## WRITTEN TASK
Tally the lines holding "name" and state only that figure.

## MATERIAL FOR THE TASK
○ ○ ○

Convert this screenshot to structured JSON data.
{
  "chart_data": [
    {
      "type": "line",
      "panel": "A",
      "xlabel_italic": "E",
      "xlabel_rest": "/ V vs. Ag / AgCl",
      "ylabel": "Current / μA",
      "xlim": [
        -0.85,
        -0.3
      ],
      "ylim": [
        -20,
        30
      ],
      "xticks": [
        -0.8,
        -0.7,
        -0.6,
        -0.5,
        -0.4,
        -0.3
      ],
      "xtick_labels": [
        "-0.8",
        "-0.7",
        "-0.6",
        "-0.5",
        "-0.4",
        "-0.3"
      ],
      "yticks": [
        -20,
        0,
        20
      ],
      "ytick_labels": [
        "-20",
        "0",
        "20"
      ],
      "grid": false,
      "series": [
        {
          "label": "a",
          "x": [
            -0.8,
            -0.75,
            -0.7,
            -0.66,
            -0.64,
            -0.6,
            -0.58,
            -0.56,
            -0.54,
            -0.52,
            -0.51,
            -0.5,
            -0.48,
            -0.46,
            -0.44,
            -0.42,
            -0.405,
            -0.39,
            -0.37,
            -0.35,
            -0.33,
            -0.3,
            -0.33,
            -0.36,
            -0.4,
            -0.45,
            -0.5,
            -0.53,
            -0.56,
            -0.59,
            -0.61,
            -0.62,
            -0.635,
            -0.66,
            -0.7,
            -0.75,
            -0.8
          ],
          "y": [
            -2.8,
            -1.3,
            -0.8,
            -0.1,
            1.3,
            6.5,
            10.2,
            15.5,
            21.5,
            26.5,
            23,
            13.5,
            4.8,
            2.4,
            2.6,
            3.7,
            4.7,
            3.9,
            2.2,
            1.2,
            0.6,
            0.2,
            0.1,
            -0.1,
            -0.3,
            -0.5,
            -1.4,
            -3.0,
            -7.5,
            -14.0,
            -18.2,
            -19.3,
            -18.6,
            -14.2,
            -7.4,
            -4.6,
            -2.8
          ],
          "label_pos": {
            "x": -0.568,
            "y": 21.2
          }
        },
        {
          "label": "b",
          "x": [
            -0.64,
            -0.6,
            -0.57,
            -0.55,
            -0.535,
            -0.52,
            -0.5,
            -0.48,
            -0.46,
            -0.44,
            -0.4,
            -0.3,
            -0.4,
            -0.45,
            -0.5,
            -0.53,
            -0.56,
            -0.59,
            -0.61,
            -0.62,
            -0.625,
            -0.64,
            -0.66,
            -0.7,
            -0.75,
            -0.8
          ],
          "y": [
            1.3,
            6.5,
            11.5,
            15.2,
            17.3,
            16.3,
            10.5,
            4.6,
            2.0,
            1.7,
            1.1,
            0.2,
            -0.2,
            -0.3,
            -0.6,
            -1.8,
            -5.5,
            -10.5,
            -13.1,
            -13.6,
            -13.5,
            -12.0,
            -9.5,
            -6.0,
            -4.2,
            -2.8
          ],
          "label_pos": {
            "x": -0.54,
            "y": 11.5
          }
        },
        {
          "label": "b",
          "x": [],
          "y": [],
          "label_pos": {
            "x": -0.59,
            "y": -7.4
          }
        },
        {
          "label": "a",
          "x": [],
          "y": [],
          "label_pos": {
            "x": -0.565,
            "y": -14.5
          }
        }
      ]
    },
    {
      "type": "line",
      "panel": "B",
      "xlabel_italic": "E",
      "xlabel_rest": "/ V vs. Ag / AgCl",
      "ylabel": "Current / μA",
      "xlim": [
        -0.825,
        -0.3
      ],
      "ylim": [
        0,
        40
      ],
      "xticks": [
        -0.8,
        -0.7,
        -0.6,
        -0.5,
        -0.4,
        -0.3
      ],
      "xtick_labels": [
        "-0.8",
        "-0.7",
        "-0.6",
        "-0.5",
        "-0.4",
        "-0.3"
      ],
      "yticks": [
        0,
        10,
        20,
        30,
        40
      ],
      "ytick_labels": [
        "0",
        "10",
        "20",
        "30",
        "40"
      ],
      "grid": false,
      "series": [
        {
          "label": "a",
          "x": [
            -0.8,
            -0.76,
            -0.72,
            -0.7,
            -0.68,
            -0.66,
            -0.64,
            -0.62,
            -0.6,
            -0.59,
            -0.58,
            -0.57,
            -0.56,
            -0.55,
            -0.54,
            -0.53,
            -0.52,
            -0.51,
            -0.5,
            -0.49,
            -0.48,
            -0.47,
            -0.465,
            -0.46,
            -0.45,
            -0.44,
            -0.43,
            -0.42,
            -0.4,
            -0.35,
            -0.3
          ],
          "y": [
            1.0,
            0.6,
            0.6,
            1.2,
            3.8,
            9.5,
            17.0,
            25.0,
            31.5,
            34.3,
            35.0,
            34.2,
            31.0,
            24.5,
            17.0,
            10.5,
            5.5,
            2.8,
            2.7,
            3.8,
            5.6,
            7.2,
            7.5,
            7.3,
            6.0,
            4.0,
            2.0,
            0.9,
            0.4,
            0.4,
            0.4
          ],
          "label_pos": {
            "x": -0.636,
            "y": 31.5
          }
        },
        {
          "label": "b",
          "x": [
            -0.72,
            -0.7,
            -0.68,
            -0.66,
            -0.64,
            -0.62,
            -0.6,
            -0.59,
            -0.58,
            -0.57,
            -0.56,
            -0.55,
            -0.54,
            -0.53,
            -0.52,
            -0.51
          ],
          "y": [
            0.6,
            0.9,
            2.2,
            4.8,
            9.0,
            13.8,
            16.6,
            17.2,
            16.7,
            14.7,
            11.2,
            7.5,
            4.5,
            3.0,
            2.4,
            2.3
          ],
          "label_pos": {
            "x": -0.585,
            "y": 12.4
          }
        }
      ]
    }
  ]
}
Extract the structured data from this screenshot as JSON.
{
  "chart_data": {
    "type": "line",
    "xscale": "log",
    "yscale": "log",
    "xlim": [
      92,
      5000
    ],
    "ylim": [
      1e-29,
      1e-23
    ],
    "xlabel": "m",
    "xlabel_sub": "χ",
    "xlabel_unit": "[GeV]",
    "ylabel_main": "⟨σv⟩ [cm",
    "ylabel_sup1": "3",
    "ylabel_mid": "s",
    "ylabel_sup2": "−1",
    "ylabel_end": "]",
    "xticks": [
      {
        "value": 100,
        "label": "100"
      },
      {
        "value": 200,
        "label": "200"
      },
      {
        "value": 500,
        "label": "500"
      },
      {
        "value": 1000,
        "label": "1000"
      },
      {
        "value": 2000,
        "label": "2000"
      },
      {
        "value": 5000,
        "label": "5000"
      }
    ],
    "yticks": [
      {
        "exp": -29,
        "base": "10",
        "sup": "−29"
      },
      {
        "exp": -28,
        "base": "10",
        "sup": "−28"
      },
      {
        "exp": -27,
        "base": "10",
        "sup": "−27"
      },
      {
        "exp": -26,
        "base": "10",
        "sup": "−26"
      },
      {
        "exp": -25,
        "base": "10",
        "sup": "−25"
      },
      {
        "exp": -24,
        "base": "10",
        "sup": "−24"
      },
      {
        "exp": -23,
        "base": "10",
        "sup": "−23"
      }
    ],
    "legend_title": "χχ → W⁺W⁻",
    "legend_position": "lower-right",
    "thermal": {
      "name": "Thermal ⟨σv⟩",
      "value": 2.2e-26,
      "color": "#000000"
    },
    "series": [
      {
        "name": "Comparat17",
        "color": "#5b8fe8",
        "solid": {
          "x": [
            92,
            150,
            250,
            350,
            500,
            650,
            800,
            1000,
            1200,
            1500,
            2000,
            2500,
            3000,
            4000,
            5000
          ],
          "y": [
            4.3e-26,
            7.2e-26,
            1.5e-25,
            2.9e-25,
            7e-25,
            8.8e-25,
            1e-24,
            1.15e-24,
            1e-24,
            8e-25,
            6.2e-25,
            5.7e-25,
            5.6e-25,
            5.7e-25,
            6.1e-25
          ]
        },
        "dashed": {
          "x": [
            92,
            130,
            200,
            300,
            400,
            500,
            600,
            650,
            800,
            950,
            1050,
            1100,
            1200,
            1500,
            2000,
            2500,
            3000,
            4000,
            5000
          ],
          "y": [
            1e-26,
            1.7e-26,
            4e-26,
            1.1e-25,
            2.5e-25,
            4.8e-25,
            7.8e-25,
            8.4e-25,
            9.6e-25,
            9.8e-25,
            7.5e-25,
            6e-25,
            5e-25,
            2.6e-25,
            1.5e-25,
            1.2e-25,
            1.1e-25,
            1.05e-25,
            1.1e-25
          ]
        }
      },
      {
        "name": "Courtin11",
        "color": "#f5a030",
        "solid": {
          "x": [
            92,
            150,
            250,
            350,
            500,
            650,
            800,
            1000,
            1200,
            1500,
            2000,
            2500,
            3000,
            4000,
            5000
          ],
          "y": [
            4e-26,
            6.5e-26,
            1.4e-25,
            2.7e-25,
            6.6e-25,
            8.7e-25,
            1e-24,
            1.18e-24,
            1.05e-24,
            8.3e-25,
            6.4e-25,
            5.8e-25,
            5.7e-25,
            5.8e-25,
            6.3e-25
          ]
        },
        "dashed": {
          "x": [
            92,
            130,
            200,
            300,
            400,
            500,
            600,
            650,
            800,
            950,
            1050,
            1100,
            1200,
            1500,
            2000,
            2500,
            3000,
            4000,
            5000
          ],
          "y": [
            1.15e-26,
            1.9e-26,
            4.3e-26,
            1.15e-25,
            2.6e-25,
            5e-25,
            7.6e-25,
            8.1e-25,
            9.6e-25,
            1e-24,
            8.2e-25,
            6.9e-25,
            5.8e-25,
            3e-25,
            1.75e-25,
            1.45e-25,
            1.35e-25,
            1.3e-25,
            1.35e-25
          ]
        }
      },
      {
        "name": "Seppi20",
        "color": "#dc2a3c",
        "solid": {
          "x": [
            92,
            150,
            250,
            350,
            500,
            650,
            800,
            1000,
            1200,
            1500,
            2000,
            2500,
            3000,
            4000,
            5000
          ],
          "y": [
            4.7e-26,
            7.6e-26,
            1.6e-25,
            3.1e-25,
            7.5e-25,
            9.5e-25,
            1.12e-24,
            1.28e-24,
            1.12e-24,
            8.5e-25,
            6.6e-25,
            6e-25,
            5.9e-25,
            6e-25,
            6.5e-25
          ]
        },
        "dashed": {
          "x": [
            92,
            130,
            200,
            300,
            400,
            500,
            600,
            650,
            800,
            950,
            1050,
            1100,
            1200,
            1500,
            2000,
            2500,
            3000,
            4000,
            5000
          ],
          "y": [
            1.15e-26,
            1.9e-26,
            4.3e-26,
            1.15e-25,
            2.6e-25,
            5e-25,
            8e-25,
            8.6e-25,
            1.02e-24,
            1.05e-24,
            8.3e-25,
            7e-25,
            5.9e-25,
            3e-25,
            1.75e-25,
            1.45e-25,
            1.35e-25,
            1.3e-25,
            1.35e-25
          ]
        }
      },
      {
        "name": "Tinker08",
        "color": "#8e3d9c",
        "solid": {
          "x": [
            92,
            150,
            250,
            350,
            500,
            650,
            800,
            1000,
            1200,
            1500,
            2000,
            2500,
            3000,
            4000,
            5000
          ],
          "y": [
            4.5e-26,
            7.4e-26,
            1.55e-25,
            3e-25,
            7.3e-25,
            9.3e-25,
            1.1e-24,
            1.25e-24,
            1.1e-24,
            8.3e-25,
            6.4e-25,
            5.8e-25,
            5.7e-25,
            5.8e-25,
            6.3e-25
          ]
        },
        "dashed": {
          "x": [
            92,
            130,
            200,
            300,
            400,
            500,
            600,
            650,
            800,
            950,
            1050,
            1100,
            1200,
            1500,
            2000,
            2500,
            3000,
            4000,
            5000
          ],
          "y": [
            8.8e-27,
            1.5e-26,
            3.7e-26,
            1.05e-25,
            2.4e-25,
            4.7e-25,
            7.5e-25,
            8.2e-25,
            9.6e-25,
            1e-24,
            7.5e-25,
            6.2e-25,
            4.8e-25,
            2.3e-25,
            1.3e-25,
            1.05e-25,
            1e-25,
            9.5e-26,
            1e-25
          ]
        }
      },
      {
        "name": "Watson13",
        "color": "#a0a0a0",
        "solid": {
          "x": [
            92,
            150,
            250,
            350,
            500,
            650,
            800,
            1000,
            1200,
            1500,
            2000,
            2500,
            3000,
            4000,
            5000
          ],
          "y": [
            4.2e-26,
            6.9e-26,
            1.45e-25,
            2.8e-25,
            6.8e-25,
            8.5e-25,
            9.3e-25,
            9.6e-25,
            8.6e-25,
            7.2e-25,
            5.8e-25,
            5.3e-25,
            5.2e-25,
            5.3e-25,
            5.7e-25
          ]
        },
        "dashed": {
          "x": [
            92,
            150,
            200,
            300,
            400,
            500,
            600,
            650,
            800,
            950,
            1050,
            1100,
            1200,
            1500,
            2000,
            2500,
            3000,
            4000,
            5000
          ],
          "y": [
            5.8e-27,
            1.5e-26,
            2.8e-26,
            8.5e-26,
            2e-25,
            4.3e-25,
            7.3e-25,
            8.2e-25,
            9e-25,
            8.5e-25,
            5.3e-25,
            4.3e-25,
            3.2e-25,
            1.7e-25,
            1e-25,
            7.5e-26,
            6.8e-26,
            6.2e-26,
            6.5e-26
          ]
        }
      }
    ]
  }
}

○ ○ ○

## SOLVED EXERCISE
6